- **Problem details**: Copy each line where the word "csdn" occurs.

**** Data excerpts

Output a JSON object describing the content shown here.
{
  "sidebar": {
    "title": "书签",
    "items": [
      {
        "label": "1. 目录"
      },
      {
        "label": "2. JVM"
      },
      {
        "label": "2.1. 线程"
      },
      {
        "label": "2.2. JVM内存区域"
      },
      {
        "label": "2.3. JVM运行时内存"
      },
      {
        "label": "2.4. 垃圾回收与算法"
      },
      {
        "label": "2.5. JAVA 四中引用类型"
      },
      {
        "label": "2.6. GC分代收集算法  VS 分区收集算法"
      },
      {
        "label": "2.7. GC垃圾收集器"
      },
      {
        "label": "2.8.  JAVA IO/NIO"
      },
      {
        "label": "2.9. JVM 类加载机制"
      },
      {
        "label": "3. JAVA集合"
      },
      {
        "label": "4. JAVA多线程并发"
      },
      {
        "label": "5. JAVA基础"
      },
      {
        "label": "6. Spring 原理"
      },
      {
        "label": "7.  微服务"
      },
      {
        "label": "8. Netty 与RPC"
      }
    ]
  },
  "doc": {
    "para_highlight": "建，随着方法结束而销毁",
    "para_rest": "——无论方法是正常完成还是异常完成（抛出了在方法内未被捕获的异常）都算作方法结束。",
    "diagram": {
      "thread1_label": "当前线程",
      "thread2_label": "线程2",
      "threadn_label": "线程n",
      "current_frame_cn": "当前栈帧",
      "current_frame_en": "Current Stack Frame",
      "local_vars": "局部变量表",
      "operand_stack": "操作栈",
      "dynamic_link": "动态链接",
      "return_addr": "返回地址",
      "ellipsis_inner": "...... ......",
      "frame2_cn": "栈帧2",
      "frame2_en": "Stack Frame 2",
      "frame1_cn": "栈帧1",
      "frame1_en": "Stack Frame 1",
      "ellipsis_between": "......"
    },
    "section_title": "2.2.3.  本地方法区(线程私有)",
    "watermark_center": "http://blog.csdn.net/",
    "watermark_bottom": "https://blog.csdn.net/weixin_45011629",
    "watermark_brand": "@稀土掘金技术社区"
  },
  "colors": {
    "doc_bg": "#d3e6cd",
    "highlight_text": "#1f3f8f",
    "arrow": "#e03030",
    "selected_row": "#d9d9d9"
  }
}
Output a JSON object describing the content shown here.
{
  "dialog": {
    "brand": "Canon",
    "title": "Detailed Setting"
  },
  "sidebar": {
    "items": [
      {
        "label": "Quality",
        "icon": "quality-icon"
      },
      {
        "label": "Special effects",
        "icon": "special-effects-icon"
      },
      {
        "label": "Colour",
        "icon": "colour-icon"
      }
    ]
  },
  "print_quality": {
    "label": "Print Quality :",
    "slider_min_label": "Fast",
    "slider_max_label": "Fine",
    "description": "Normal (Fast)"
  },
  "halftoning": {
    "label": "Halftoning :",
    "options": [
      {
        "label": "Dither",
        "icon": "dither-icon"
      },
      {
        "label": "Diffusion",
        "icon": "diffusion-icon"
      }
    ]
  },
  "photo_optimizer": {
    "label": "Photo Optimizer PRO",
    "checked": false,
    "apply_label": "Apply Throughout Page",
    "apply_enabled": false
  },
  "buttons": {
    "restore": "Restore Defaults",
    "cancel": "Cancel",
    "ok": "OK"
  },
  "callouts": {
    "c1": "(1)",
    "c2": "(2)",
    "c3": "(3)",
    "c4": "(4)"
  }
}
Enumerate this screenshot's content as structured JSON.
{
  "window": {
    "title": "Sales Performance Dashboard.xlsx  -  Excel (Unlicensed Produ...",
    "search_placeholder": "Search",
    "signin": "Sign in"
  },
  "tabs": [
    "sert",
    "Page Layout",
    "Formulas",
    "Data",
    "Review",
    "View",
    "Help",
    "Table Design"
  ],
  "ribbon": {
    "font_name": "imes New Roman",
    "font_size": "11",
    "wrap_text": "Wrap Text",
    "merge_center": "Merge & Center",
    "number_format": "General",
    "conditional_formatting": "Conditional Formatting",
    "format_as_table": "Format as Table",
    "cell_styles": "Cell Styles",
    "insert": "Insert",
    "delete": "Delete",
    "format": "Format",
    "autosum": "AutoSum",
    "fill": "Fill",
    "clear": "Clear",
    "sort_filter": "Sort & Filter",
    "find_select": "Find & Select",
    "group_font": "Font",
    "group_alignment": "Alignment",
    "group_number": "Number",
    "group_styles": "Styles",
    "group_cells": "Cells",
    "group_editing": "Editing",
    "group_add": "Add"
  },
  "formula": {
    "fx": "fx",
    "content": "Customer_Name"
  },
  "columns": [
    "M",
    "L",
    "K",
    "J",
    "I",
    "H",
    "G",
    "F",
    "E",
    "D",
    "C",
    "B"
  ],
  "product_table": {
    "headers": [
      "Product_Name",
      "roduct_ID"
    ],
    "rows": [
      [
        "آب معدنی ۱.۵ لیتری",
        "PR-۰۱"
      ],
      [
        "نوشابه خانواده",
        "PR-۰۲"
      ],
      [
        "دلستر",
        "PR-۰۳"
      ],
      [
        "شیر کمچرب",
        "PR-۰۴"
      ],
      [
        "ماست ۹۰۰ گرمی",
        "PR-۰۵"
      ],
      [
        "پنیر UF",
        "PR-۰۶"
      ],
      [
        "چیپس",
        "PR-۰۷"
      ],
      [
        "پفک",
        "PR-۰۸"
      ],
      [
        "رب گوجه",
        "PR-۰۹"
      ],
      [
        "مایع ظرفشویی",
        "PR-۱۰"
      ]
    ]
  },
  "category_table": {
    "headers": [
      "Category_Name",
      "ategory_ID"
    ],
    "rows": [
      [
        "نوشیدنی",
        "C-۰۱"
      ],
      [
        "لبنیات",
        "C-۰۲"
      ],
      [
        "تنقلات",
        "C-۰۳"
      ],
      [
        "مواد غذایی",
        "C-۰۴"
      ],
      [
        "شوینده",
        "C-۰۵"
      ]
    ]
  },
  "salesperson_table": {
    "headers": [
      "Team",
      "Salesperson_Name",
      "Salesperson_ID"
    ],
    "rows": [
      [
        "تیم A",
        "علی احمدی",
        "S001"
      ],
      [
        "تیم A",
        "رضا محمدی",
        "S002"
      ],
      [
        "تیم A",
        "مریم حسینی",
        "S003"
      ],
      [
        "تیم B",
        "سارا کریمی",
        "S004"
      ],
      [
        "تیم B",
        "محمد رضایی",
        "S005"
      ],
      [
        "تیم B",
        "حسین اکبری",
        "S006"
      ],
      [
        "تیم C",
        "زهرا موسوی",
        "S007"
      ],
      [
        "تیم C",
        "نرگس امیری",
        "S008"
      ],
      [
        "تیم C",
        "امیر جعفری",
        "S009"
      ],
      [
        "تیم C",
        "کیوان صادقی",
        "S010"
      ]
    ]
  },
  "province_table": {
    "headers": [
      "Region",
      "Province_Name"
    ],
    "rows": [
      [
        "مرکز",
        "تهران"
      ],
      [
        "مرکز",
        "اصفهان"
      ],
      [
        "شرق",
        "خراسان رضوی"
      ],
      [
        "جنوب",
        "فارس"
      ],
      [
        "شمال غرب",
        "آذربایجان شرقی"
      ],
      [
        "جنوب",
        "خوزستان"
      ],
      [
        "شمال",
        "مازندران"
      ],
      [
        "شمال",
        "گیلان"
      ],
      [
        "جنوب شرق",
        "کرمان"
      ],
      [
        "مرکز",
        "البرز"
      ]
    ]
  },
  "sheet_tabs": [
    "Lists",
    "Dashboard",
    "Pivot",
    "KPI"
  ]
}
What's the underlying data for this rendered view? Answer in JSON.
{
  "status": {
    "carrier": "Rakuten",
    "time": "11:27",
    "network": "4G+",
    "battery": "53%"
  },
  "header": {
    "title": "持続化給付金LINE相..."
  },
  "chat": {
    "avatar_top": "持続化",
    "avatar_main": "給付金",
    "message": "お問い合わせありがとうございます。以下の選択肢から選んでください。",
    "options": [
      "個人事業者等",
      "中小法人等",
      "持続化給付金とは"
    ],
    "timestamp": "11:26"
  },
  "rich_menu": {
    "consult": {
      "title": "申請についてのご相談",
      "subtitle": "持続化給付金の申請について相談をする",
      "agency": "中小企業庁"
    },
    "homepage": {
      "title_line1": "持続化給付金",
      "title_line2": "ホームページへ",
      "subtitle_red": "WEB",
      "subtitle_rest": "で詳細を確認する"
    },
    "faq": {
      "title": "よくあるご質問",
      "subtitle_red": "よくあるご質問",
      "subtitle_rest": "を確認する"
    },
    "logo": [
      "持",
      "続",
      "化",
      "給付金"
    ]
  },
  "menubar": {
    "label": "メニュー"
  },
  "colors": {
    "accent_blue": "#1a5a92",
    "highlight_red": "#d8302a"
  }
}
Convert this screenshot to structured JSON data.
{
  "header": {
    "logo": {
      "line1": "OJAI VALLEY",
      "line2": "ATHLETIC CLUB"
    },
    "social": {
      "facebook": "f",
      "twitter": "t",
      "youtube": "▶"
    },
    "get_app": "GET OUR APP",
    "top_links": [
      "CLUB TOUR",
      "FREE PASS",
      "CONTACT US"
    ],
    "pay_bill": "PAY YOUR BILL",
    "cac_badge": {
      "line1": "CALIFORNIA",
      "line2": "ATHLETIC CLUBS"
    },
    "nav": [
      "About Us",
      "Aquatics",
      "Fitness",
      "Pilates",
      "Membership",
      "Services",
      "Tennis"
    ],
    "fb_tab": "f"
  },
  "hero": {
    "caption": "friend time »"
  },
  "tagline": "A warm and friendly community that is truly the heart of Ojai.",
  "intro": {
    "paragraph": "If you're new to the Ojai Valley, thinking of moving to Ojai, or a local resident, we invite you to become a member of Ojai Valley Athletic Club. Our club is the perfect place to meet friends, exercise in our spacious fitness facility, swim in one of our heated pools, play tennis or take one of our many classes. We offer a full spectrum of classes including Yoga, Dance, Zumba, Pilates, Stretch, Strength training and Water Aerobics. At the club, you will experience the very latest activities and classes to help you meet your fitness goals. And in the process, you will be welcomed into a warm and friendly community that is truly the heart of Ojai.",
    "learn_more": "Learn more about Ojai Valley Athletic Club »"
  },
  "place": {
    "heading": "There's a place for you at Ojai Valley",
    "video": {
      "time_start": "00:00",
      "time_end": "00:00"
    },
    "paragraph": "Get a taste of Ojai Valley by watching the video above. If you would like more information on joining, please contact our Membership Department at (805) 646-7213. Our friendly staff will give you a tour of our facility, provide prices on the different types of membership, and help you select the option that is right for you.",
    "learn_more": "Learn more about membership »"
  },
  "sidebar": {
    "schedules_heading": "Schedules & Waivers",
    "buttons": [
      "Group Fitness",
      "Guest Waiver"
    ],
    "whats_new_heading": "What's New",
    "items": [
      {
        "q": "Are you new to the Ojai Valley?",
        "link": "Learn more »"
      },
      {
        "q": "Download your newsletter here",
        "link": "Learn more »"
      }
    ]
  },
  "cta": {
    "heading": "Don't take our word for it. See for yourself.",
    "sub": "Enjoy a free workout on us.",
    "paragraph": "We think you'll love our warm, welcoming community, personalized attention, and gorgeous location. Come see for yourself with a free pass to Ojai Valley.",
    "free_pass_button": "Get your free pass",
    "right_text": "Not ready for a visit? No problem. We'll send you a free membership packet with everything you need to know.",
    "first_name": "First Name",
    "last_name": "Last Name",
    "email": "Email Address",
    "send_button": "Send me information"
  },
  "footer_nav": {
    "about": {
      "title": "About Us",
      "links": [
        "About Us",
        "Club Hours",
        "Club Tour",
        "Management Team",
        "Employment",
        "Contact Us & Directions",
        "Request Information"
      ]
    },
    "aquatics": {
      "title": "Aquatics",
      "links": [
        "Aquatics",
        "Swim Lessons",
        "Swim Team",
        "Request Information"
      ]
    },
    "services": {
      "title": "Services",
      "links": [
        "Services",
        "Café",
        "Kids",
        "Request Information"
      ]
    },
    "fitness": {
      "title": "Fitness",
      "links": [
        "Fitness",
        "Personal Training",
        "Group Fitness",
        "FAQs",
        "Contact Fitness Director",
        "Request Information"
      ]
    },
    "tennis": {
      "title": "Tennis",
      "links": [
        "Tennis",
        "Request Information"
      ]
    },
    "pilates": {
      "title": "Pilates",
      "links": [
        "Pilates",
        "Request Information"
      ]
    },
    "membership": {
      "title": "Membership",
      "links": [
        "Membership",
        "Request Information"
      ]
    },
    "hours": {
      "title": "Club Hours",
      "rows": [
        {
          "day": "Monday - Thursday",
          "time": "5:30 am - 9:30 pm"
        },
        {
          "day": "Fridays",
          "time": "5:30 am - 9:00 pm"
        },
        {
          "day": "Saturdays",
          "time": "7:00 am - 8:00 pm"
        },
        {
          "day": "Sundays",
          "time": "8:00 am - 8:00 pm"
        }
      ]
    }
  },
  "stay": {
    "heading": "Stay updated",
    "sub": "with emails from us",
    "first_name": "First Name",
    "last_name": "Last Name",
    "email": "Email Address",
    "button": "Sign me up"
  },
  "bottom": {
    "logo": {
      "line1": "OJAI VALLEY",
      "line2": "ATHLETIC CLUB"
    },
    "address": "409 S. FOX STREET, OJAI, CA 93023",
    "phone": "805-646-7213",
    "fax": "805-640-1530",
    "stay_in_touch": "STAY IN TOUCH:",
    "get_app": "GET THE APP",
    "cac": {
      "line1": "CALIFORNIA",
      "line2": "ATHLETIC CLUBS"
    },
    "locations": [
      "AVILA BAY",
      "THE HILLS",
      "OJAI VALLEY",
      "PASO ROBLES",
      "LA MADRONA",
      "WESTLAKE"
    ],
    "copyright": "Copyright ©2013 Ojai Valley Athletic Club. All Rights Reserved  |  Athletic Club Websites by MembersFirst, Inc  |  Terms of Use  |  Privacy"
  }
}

********

- **In response**:
    "watermark_center": "http://blog.csdn.net/",
    "watermark_bottom": "https://blog.csdn.net/weixin_45011629",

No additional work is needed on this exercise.